> _SHORT EXERCISE_:
Copy all the data exactly, except the pictures.

> _DATA SHOWN_:
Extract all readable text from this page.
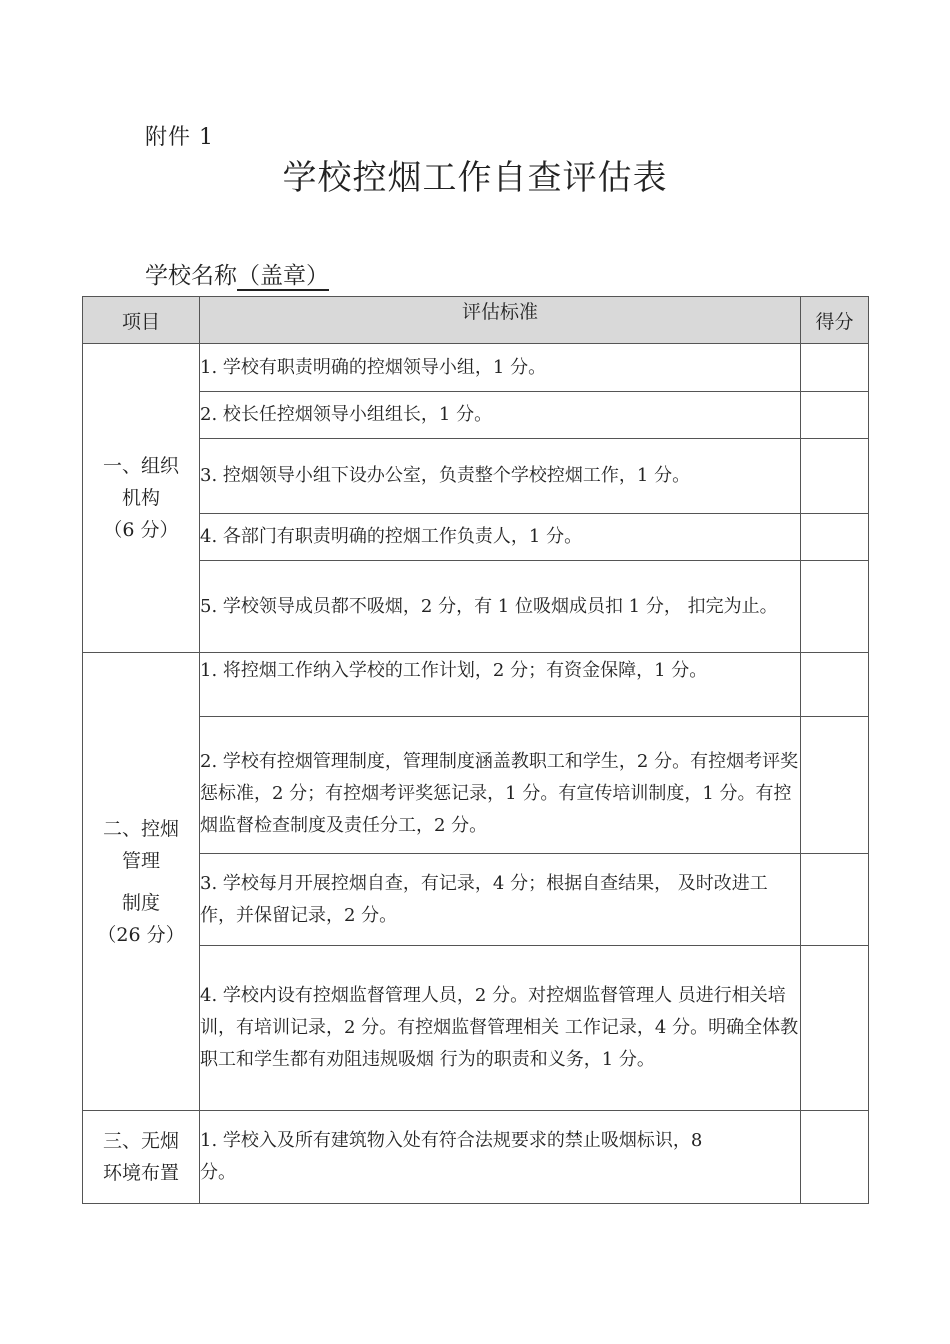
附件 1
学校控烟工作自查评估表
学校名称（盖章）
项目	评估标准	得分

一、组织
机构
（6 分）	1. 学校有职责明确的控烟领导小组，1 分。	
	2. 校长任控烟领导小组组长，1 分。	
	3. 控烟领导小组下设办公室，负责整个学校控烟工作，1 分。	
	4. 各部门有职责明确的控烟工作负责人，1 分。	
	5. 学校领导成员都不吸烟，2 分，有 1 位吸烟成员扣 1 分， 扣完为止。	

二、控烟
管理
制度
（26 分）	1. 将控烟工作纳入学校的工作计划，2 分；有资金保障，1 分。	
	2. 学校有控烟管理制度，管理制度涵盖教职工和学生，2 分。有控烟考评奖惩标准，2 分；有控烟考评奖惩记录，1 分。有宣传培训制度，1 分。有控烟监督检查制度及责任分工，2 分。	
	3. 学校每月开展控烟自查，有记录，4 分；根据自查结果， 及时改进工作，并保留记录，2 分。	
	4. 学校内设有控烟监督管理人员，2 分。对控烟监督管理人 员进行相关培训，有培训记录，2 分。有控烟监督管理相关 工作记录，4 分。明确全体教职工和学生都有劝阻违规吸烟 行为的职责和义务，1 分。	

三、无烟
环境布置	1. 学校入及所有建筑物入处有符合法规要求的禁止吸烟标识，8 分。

> _EXERCISE RESULT_:
Extract all readable text from this page.
附件 1
学校控烟工作自查评估表
学校名称（盖章）
项目	评估标准	得分

一、组织
机构
（6 分）	1. 学校有职责明确的控烟领导小组，1 分。	
	2. 校长任控烟领导小组组长，1 分。	
	3. 控烟领导小组下设办公室，负责整个学校控烟工作，1 分。	
	4. 各部门有职责明确的控烟工作负责人，1 分。	
	5. 学校领导成员都不吸烟，2 分，有 1 位吸烟成员扣 1 分， 扣完为止。	

二、控烟
管理
制度
（26 分）	1. 将控烟工作纳入学校的工作计划，2 分；有资金保障，1 分。	
	2. 学校有控烟管理制度，管理制度涵盖教职工和学生，2 分。有控烟考评奖惩标准，2 分；有控烟考评奖惩记录，1 分。有宣传培训制度，1 分。有控烟监督检查制度及责任分工，2 分。	
	3. 学校每月开展控烟自查，有记录，4 分；根据自查结果， 及时改进工作，并保留记录，2 分。	
	4. 学校内设有控烟监督管理人员，2 分。对控烟监督管理人 员进行相关培训，有培训记录，2 分。有控烟监督管理相关 工作记录，4 分。明确全体教职工和学生都有劝阻违规吸烟 行为的职责和义务，1 分。	

三、无烟
环境布置	1. 学校入及所有建筑物入处有符合法规要求的禁止吸烟标识，8 分。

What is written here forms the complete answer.